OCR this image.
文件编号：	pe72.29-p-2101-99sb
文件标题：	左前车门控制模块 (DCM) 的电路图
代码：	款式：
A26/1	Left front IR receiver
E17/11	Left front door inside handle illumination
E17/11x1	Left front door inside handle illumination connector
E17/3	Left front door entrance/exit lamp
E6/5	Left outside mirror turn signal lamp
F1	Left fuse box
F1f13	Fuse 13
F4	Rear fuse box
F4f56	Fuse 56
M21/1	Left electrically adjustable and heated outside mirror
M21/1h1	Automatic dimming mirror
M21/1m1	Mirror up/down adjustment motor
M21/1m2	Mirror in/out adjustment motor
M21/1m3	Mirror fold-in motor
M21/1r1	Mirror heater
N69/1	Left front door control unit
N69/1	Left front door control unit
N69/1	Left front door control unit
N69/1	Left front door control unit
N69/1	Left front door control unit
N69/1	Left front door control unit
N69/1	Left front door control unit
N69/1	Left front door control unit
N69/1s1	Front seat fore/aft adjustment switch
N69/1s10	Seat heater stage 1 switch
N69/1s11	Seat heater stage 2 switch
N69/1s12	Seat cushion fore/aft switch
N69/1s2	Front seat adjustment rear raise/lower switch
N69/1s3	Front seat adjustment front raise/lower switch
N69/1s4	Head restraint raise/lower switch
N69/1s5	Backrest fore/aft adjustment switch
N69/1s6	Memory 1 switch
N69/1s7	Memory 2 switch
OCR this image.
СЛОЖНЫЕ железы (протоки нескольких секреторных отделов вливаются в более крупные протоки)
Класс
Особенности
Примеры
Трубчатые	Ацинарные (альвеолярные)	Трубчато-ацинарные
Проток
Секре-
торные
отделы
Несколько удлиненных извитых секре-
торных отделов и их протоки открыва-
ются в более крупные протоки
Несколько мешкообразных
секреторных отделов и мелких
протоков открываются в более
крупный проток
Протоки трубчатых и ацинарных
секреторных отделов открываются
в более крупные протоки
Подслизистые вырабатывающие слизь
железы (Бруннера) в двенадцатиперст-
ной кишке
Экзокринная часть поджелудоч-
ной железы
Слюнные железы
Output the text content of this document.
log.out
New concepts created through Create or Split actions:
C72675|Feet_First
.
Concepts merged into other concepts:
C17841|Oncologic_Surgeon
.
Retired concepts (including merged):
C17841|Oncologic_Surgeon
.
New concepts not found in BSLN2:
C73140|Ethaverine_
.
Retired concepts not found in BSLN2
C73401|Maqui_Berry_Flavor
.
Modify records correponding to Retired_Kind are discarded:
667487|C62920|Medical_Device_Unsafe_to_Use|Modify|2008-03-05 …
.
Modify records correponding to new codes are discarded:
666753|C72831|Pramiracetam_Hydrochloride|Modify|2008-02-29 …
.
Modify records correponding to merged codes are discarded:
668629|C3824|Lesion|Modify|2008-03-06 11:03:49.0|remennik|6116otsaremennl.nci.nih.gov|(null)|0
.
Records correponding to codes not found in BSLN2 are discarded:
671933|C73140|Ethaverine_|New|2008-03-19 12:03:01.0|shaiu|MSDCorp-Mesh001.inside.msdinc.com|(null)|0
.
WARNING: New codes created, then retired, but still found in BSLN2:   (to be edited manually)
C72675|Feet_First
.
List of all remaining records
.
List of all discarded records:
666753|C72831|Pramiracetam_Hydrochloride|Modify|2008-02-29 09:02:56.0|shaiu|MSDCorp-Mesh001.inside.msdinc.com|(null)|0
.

* _GIVEN PROBLEM_: Going through the records above, state how many lines carry "shaiu", with no other text.

* _TASK ANSWER_: 2